● Requirements: Images are not part of the copy; write out the rest of the data exactly as given.

Dataset items:
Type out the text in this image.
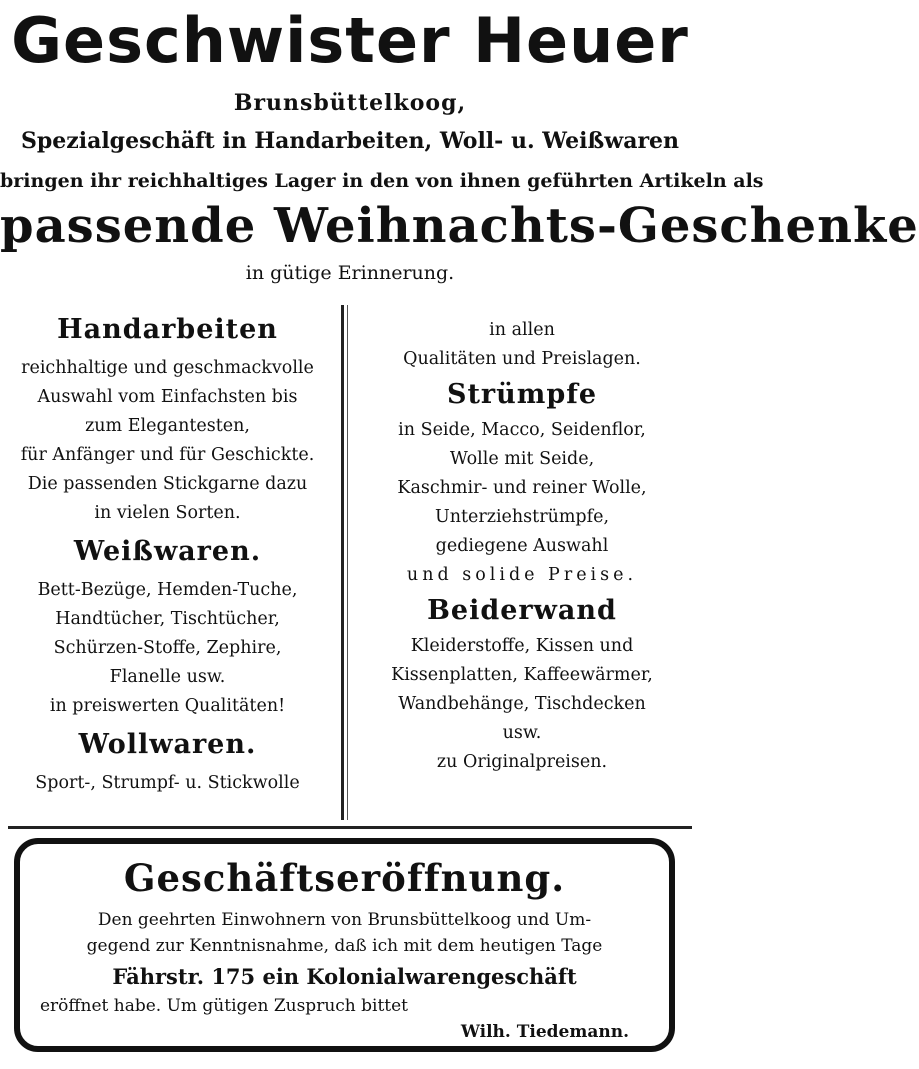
Geschwister Heuer
Brunsbüttelkoog,
Spezialgeschäft in Handarbeiten, Woll- u. Weißwaren
bringen ihr reichhaltiges Lager in den von ihnen geführten Artikeln als
passende Weihnachts-Geschenke
in gütige Erinnerung.
Handarbeiten
reichhaltige und geschmackvolle
Auswahl vom Einfachsten bis
zum Elegantesten,
für Anfänger und für Geschickte.
Die passenden Stickgarne dazu
in vielen Sorten.
Weißwaren.
Bett-Bezüge, Hemden-Tuche,
Handtücher, Tischtücher,
Schürzen-Stoffe, Zephire,
Flanelle usw.
in preiswerten Qualitäten!
Wollwaren.
Sport-, Strumpf- u. Stickwolle
in allen
Qualitäten und Preislagen.
Strümpfe
in Seide, Macco, Seidenflor,
Wolle mit Seide,
Kaschmir- und reiner Wolle,
Unterziehstrümpfe,
gediegene Auswahl
und solide Preise.
Beiderwand
Kleiderstoffe, Kissen und
Kissenplatten, Kaffeewärmer,
Wandbehänge, Tischdecken
usw.
zu Originalpreisen.
Geschäftseröffnung.
Den geehrten Einwohnern von Brunsbüttelkoog und Um-
gegend zur Kenntnisnahme, daß ich mit dem heutigen Tage
Fährstr. 175 ein Kolonialwarengeschäft
eröffnet habe. Um gütigen Zuspruch bittet
Wilh. Tiedemann.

● Response to this task:
Type out the text in this image.
Geschwister Heuer
Brunsbüttelkoog,
Spezialgeschäft in Handarbeiten, Woll- u. Weißwaren
bringen ihr reichhaltiges Lager in den von ihnen geführten Artikeln als
passende Weihnachts-Geschenke
in gütige Erinnerung.
Handarbeiten
reichhaltige und geschmackvolle
Auswahl vom Einfachsten bis
zum Elegantesten,
für Anfänger und für Geschickte.
Die passenden Stickgarne dazu
in vielen Sorten.
Weißwaren.
Bett-Bezüge, Hemden-Tuche,
Handtücher, Tischtücher,
Schürzen-Stoffe, Zephire,
Flanelle usw.
in preiswerten Qualitäten!
Wollwaren.
Sport-, Strumpf- u. Stickwolle
in allen
Qualitäten und Preislagen.
Strümpfe
in Seide, Macco, Seidenflor,
Wolle mit Seide,
Kaschmir- und reiner Wolle,
Unterziehstrümpfe,
gediegene Auswahl
und solide Preise.
Beiderwand
Kleiderstoffe, Kissen und
Kissenplatten, Kaffeewärmer,
Wandbehänge, Tischdecken
usw.
zu Originalpreisen.
Geschäftseröffnung.
Den geehrten Einwohnern von Brunsbüttelkoog und Um-
gegend zur Kenntnisnahme, daß ich mit dem heutigen Tage
Fährstr. 175 ein Kolonialwarengeschäft
eröffnet habe. Um gütigen Zuspruch bittet
Wilh. Tiedemann.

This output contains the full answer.